** Start DATA PROVIDED **

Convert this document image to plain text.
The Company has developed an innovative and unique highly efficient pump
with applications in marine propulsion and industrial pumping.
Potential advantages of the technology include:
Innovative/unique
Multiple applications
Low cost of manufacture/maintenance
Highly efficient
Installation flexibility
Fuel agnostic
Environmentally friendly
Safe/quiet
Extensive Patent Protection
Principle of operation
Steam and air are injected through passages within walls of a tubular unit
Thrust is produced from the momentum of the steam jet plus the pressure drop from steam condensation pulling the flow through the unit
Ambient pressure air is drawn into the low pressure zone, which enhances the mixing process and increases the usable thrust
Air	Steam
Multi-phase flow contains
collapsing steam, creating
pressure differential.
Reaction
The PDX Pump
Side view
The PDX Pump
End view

** End DATA PROVIDED **

* [WHAT TO DO]:
Give an exact copy of all the data shown above.

* [RESULT BELOW]:
Convert this document image to plain text.
The Company has developed an innovative and unique highly efficient pump
with applications in marine propulsion and industrial pumping.
Potential advantages of the technology include:
Innovative/unique
Multiple applications
Low cost of manufacture/maintenance
Highly efficient
Installation flexibility
Fuel agnostic
Environmentally friendly
Safe/quiet
Extensive Patent Protection
Principle of operation
Steam and air are injected through passages within walls of a tubular unit
Thrust is produced from the momentum of the steam jet plus the pressure drop from steam condensation pulling the flow through the unit
Ambient pressure air is drawn into the low pressure zone, which enhances the mixing process and increases the usable thrust
Air	Steam
Multi-phase flow contains
collapsing steam, creating
pressure differential.
Reaction
The PDX Pump
Side view
The PDX Pump
End view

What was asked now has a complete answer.